_GOAL:_
Verbatim output of all the material below is required.

— START OF SUPPLIED ENTRIES —

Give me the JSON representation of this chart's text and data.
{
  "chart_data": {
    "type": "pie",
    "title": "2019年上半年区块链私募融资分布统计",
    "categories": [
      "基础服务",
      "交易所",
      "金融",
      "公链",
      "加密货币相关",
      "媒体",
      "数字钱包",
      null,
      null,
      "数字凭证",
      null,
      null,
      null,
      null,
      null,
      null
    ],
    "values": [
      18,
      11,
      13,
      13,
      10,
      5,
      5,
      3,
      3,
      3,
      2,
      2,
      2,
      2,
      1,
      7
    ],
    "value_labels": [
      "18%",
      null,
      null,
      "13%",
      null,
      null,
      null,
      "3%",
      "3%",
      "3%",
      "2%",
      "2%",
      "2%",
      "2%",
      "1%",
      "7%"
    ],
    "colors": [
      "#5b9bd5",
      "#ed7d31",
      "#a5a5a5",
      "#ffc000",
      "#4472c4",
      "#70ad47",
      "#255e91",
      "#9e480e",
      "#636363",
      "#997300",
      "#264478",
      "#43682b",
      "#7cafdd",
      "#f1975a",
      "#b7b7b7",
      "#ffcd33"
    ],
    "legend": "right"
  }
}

— END OF SUPPLIED ENTRIES —

_EXERCISE RESULT:_
Give me the JSON representation of this chart's text and data.
{
  "chart_data": {
    "type": "pie",
    "title": "2019年上半年区块链私募融资分布统计",
    "categories": [
      "基础服务",
      "交易所",
      "金融",
      "公链",
      "加密货币相关",
      "媒体",
      "数字钱包",
      null,
      null,
      "数字凭证",
      null,
      null,
      null,
      null,
      null,
      null
    ],
    "values": [
      18,
      11,
      13,
      13,
      10,
      5,
      5,
      3,
      3,
      3,
      2,
      2,
      2,
      2,
      1,
      7
    ],
    "value_labels": [
      "18%",
      null,
      null,
      "13%",
      null,
      null,
      null,
      "3%",
      "3%",
      "3%",
      "2%",
      "2%",
      "2%",
      "2%",
      "1%",
      "7%"
    ],
    "colors": [
      "#5b9bd5",
      "#ed7d31",
      "#a5a5a5",
      "#ffc000",
      "#4472c4",
      "#70ad47",
      "#255e91",
      "#9e480e",
      "#636363",
      "#997300",
      "#264478",
      "#43682b",
      "#7cafdd",
      "#f1975a",
      "#b7b7b7",
      "#ffcd33"
    ],
    "legend": "right"
  }
}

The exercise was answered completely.